◆ **TASK TO CARRY OUT**: Emit the entire listing verbatim.

Extracts from a graphics dataset:

━━━━━━

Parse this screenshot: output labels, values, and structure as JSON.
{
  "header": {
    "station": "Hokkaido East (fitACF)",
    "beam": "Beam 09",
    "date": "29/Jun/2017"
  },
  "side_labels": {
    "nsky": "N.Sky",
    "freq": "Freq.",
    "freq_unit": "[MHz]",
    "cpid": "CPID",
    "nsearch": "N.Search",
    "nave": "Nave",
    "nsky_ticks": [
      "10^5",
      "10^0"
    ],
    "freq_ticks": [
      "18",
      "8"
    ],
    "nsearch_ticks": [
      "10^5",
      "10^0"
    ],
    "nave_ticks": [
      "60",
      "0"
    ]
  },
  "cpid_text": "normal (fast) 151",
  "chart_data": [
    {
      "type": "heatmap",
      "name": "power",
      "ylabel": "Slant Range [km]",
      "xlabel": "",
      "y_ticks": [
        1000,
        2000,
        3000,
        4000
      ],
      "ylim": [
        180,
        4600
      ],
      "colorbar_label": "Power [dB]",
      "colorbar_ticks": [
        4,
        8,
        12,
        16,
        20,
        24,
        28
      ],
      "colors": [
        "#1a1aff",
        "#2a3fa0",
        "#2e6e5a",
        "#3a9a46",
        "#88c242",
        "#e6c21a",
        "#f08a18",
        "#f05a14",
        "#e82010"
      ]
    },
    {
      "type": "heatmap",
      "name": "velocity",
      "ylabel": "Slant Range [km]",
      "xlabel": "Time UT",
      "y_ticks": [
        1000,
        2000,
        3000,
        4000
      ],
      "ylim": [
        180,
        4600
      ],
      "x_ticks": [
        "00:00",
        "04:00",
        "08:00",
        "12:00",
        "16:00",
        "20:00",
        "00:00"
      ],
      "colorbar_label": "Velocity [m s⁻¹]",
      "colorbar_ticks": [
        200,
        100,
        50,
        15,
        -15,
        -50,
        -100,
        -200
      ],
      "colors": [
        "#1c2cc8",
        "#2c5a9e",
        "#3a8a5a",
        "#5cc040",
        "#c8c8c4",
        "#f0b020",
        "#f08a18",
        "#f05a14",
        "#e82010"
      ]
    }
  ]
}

━━━━━━

◆ **FULL RESPONSE**:
Parse this screenshot: output labels, values, and structure as JSON.
{
  "header": {
    "station": "Hokkaido East (fitACF)",
    "beam": "Beam 09",
    "date": "29/Jun/2017"
  },
  "side_labels": {
    "nsky": "N.Sky",
    "freq": "Freq.",
    "freq_unit": "[MHz]",
    "cpid": "CPID",
    "nsearch": "N.Search",
    "nave": "Nave",
    "nsky_ticks": [
      "10^5",
      "10^0"
    ],
    "freq_ticks": [
      "18",
      "8"
    ],
    "nsearch_ticks": [
      "10^5",
      "10^0"
    ],
    "nave_ticks": [
      "60",
      "0"
    ]
  },
  "cpid_text": "normal (fast) 151",
  "chart_data": [
    {
      "type": "heatmap",
      "name": "power",
      "ylabel": "Slant Range [km]",
      "xlabel": "",
      "y_ticks": [
        1000,
        2000,
        3000,
        4000
      ],
      "ylim": [
        180,
        4600
      ],
      "colorbar_label": "Power [dB]",
      "colorbar_ticks": [
        4,
        8,
        12,
        16,
        20,
        24,
        28
      ],
      "colors": [
        "#1a1aff",
        "#2a3fa0",
        "#2e6e5a",
        "#3a9a46",
        "#88c242",
        "#e6c21a",
        "#f08a18",
        "#f05a14",
        "#e82010"
      ]
    },
    {
      "type": "heatmap",
      "name": "velocity",
      "ylabel": "Slant Range [km]",
      "xlabel": "Time UT",
      "y_ticks": [
        1000,
        2000,
        3000,
        4000
      ],
      "ylim": [
        180,
        4600
      ],
      "x_ticks": [
        "00:00",
        "04:00",
        "08:00",
        "12:00",
        "16:00",
        "20:00",
        "00:00"
      ],
      "colorbar_label": "Velocity [m s⁻¹]",
      "colorbar_ticks": [
        200,
        100,
        50,
        15,
        -15,
        -50,
        -100,
        -200
      ],
      "colors": [
        "#1c2cc8",
        "#2c5a9e",
        "#3a8a5a",
        "#5cc040",
        "#c8c8c4",
        "#f0b020",
        "#f08a18",
        "#f05a14",
        "#e82010"
      ]
    }
  ]
}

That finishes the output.